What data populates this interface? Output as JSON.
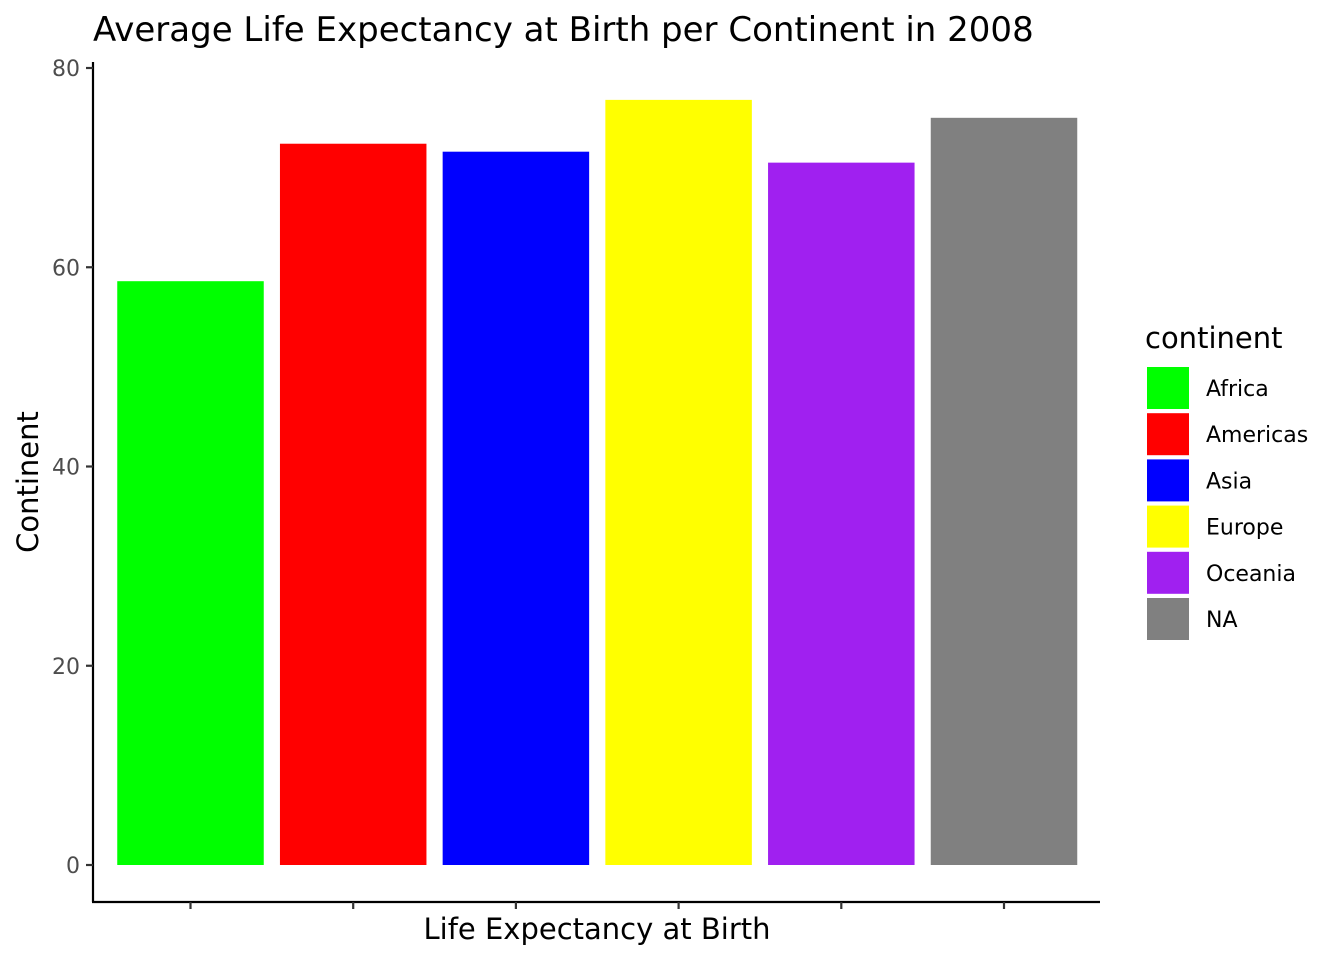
{
  "chart_data": {
    "type": "bar",
    "title": "Average Life Expectancy at Birth per Continent in 2008",
    "xlabel": "Life Expectancy at Birth",
    "ylabel": "Continent",
    "categories": [
      "Africa",
      "Americas",
      "Asia",
      "Europe",
      "Oceania",
      "NA"
    ],
    "values": [
      58.6,
      72.4,
      71.6,
      76.8,
      70.5,
      75.0
    ],
    "colors": [
      "#00FF00",
      "#FF0000",
      "#0000FF",
      "#FFFF00",
      "#A020F0",
      "#808080"
    ],
    "ylim": [
      0,
      80
    ],
    "y_ticks": [
      0,
      20,
      40,
      60,
      80
    ],
    "x_tick_labels_shown": false,
    "grid": false,
    "legend": {
      "title": "continent",
      "placement": "right",
      "entries": [
        "Africa",
        "Americas",
        "Asia",
        "Europe",
        "Oceania",
        "NA"
      ]
    }
  }
}
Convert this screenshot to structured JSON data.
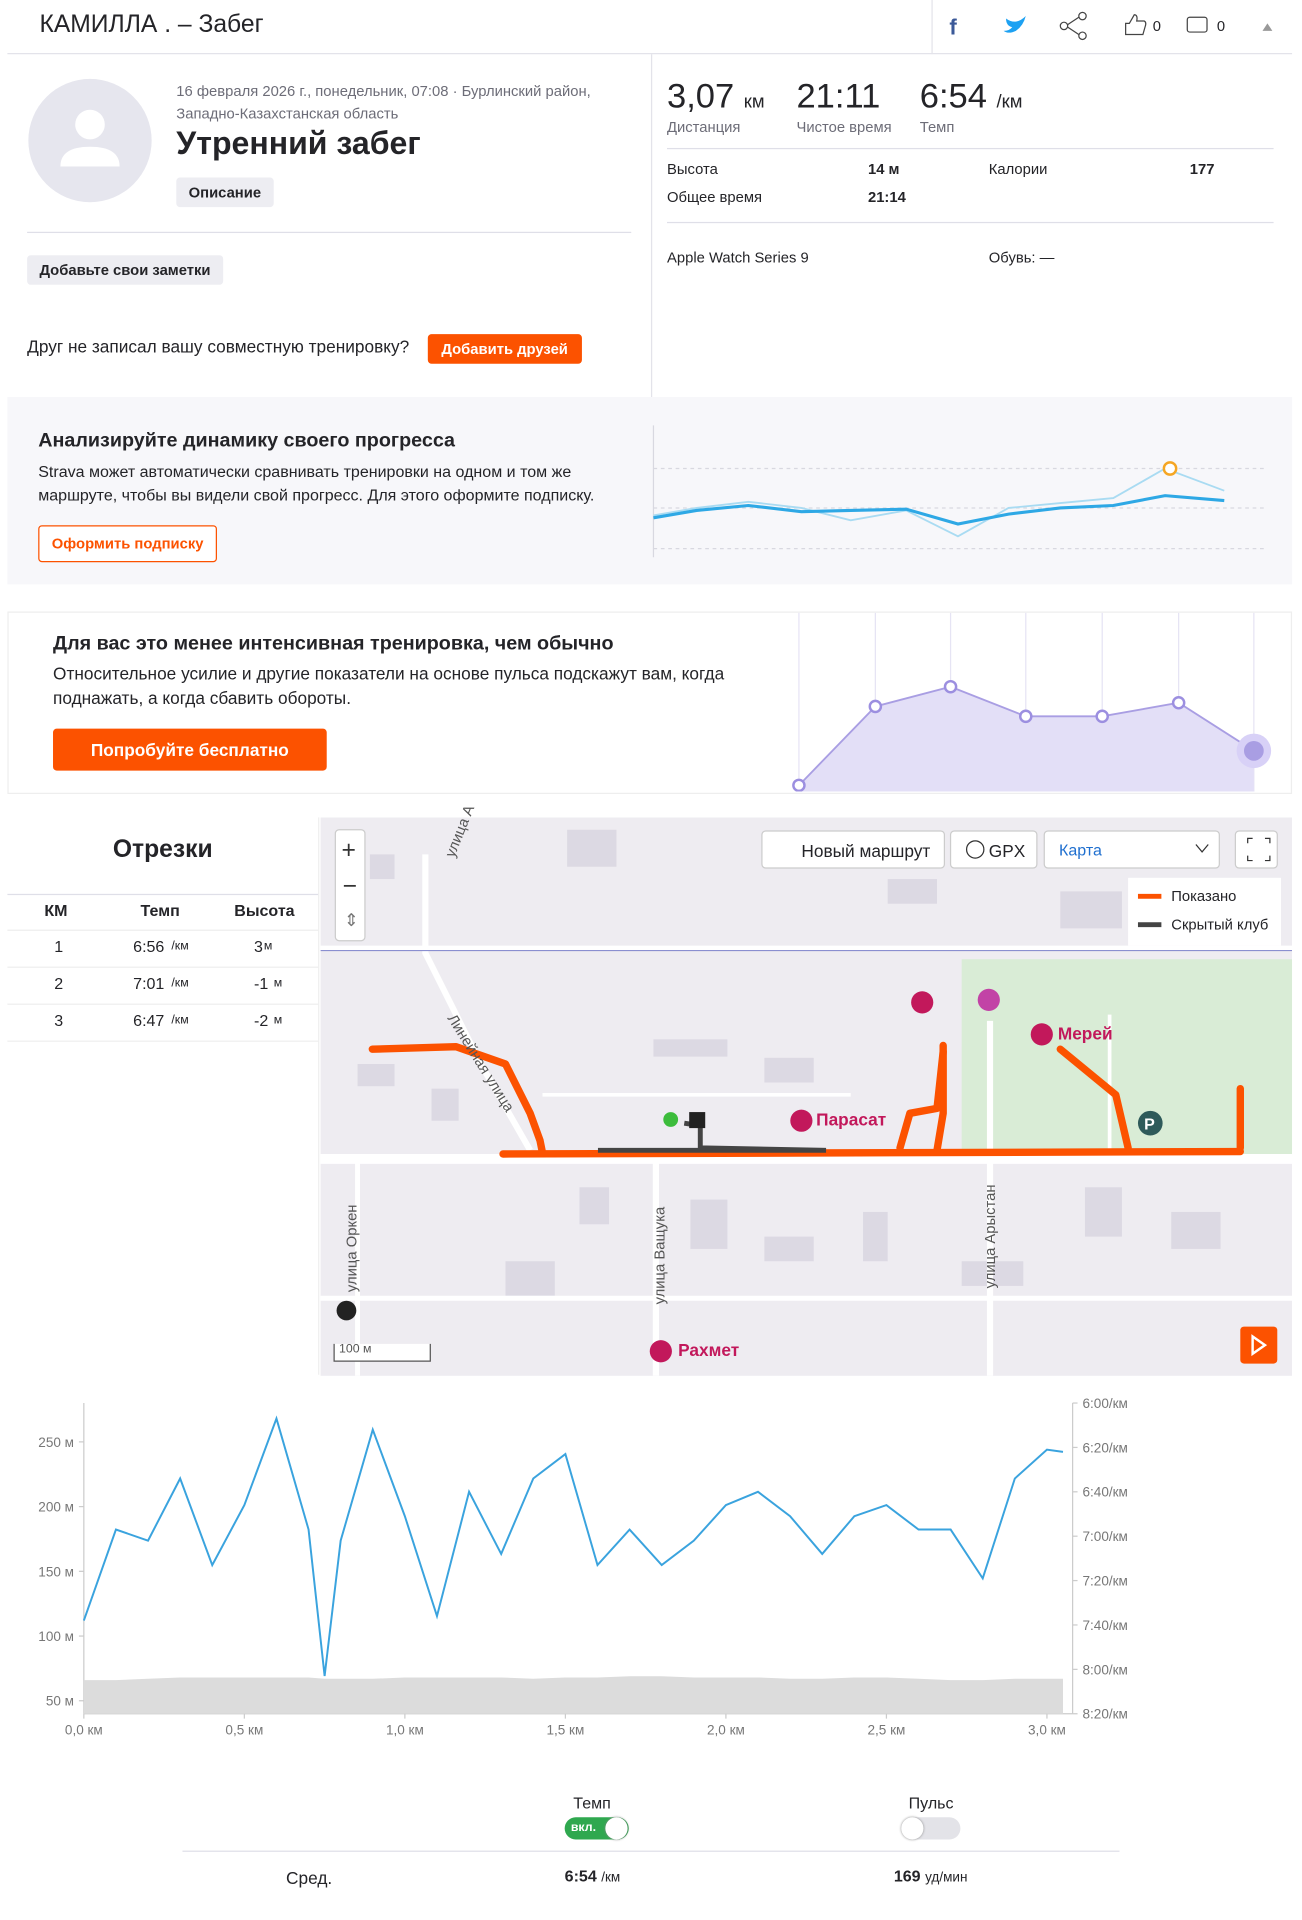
───
EXERCISE BRIEF – Return all lines with the word "Birth" in them.

TASK RESULT –
    "title": "Average Life Expectancy at Birth per Continent in 2008",
    "xlabel": "Life Expectancy at Birth",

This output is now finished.